YOUR GOAL:
Copy the records below exactly, omitting any pictures they contain.

─── RAW RECORDS ───

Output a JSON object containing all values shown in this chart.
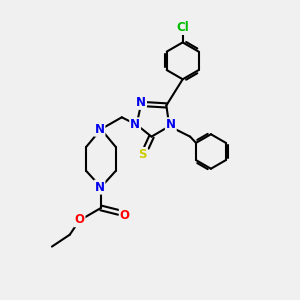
{
  "bg_color": "#f0f0f0",
  "atom_colors": {
    "N": "#0000ee",
    "S": "#cccc00",
    "O": "#ff0000",
    "Cl": "#00bb00",
    "C": "#000000"
  },
  "bond_color": "#000000",
  "bond_width": 1.5,
  "font_size_atom": 8.5
}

───

WRITTEN RESPONSE:
Output a JSON object containing all values shown in this chart.
{
  "bg_color": "#f0f0f0",
  "atom_colors": {
    "N": "#0000ee",
    "S": "#cccc00",
    "O": "#ff0000",
    "Cl": "#00bb00",
    "C": "#000000"
  },
  "bond_color": "#000000",
  "bond_width": 1.5,
  "font_size_atom": 8.5
}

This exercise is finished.